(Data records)
========================================
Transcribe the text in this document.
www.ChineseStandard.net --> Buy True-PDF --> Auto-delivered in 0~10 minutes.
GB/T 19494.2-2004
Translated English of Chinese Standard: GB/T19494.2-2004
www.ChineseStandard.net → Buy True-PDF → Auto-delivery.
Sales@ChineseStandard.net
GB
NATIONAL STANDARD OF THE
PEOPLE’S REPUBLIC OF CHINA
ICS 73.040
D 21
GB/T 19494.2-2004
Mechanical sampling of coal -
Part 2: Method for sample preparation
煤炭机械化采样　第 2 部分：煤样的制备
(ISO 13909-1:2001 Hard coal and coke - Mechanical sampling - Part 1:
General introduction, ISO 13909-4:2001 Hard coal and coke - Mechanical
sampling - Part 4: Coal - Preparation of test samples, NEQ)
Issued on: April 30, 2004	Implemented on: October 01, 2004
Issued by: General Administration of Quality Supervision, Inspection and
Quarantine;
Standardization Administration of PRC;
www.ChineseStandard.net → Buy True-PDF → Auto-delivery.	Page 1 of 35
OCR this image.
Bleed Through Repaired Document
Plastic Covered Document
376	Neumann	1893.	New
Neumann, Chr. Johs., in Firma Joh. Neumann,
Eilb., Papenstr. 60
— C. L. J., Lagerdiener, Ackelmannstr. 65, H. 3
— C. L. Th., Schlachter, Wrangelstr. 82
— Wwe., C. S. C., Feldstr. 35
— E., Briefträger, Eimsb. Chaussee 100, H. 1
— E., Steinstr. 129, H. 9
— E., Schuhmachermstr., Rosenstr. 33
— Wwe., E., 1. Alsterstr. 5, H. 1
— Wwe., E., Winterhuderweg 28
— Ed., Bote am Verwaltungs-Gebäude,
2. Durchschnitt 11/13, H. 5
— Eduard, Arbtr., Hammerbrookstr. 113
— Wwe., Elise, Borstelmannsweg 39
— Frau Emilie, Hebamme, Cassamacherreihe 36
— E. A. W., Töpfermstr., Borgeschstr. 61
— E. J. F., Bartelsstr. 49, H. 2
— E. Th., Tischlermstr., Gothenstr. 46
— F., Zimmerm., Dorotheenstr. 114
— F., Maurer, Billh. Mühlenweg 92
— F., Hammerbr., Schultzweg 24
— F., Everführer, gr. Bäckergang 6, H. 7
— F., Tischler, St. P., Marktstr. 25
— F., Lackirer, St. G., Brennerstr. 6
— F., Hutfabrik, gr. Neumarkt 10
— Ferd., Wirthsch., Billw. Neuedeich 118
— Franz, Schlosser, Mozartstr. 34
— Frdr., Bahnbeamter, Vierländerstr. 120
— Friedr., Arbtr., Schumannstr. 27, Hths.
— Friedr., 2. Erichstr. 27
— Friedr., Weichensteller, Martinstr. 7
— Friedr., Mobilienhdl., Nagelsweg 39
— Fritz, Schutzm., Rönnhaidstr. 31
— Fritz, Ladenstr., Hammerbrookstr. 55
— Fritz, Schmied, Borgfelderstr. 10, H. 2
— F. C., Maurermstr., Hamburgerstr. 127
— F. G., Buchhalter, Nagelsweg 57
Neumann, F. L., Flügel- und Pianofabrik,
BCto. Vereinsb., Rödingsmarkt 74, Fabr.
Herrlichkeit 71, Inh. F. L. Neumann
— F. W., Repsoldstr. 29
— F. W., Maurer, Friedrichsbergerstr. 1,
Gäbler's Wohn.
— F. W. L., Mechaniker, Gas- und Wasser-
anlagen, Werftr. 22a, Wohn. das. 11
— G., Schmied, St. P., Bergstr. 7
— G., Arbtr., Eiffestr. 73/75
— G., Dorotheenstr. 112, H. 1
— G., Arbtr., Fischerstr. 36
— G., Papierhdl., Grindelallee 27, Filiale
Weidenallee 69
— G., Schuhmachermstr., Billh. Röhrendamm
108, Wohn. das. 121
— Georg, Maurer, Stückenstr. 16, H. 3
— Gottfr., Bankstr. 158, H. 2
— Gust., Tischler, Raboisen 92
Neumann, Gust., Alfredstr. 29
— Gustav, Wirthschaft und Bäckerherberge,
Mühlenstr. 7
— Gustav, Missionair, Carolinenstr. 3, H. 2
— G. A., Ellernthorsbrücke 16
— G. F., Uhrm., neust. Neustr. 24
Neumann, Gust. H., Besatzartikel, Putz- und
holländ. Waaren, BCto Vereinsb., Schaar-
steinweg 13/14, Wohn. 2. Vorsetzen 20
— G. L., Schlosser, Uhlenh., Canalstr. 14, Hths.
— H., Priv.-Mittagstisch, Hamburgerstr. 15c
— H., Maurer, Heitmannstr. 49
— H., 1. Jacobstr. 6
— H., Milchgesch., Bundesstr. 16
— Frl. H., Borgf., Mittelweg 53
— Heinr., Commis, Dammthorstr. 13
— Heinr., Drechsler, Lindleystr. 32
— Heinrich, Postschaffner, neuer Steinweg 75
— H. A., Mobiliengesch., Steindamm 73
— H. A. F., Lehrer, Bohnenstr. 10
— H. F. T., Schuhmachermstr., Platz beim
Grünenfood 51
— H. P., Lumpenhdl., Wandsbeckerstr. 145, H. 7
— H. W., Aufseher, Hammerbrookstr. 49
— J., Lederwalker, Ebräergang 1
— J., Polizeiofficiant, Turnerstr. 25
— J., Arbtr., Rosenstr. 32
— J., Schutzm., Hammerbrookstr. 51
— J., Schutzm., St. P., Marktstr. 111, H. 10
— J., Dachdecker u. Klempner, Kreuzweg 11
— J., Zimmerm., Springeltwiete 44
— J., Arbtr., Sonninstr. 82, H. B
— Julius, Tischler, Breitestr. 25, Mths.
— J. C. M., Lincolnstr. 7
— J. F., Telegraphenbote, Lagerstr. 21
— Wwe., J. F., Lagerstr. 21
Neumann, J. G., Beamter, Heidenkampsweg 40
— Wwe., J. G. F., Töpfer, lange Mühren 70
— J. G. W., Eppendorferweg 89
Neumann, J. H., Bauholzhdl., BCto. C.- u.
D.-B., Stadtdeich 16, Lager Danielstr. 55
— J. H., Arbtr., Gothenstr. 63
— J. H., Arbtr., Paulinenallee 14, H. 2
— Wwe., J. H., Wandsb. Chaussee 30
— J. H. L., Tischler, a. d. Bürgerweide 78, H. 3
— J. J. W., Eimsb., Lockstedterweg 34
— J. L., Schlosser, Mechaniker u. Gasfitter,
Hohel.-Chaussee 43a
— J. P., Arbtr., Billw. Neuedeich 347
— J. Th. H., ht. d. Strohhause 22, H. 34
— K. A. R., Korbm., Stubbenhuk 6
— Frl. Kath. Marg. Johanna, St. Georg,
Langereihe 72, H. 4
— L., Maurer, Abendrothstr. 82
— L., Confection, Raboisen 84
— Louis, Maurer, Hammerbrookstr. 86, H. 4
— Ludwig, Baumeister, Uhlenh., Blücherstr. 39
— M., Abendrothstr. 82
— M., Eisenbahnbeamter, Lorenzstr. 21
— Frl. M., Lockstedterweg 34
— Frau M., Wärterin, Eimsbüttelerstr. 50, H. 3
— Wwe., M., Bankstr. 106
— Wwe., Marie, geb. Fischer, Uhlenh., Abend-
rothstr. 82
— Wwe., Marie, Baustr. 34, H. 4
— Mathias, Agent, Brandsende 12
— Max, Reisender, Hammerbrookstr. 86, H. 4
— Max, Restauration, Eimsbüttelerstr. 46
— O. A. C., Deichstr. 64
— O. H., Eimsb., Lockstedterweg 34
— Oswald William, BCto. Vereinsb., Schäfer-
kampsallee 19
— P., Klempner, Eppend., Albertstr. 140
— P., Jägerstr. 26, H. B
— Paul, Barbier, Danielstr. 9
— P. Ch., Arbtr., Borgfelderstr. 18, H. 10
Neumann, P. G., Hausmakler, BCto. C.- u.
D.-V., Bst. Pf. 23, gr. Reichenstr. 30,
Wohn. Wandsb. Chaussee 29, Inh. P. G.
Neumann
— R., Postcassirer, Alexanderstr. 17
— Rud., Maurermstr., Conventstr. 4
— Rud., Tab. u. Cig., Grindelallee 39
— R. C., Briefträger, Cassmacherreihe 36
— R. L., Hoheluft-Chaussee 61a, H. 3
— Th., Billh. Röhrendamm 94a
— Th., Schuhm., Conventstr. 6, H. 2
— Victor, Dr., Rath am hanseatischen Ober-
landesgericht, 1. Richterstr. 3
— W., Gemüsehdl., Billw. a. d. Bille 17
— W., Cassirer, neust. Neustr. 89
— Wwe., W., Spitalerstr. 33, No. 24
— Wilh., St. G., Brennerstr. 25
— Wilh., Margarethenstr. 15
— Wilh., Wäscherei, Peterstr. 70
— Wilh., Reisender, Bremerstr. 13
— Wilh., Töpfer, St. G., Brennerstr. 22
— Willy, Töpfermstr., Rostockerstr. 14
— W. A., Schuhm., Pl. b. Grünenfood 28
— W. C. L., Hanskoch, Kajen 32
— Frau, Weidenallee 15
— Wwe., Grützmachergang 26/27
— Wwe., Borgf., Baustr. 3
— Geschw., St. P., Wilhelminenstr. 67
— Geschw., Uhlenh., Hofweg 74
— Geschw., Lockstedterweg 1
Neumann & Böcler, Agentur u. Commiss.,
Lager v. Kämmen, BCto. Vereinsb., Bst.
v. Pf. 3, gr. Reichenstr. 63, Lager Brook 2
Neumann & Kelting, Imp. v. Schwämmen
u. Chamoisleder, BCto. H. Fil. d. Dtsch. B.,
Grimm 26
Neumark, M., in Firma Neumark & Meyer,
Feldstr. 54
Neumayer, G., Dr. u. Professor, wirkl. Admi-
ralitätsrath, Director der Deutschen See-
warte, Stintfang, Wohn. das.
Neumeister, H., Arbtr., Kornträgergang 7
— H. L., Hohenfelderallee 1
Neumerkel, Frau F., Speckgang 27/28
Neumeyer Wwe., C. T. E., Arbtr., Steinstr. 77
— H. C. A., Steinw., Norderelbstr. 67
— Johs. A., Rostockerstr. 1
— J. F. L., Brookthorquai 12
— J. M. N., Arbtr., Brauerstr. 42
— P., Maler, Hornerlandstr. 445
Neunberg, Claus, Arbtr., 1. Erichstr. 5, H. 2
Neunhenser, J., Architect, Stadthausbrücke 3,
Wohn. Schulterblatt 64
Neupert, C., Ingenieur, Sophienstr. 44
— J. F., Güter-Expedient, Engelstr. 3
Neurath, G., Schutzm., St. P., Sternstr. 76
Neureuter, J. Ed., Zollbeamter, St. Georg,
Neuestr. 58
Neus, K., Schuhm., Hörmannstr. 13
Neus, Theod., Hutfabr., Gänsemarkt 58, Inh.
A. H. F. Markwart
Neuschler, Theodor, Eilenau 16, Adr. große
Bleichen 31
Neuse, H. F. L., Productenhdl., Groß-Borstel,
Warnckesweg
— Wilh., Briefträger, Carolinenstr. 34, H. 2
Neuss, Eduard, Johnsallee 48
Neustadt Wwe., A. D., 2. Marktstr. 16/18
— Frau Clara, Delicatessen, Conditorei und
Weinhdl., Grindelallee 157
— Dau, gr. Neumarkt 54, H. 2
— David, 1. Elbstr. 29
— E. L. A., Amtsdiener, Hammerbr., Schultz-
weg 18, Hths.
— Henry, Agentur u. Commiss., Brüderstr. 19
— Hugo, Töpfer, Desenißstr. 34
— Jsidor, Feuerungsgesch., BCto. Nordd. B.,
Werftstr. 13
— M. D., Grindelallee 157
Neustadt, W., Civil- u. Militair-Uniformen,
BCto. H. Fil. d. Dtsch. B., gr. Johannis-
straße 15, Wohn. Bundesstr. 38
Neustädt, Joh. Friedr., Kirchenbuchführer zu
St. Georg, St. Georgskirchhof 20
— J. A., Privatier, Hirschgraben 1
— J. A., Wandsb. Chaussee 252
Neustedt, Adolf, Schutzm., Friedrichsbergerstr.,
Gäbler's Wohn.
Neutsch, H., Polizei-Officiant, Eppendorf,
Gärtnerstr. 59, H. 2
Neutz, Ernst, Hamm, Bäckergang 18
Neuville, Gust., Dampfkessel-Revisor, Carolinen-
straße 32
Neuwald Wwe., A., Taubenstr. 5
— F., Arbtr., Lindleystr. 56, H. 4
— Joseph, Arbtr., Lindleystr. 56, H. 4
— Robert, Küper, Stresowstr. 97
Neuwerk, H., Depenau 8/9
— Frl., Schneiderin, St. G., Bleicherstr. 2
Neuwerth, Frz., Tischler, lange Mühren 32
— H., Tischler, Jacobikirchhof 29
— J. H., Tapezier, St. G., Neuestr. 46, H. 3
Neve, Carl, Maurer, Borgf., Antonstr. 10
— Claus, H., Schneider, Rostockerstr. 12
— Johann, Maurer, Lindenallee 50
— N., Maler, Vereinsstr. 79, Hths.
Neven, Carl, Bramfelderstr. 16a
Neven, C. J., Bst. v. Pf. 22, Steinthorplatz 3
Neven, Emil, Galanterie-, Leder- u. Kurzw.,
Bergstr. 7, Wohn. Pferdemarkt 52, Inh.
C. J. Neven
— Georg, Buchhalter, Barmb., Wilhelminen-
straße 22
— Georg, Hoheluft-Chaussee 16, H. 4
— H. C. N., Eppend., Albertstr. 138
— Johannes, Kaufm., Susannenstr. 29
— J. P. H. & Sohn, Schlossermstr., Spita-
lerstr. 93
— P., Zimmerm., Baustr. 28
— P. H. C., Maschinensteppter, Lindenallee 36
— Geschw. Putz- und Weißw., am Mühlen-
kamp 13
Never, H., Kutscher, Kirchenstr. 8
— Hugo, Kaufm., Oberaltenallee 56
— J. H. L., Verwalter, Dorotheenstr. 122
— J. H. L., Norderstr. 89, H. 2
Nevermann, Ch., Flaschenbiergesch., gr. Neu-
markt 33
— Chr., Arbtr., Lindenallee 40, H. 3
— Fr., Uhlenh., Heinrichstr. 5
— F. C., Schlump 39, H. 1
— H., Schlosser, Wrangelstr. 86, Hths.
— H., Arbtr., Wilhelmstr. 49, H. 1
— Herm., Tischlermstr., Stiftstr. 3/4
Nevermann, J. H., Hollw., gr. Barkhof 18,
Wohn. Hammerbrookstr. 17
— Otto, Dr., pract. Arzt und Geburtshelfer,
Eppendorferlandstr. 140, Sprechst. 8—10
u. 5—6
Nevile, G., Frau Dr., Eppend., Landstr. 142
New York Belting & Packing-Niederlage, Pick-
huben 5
========================================
Tally up the lines holding the word "Georg" in the data above, and answer with that figure only.

▶ [EXERCISE RESPONSE]:
6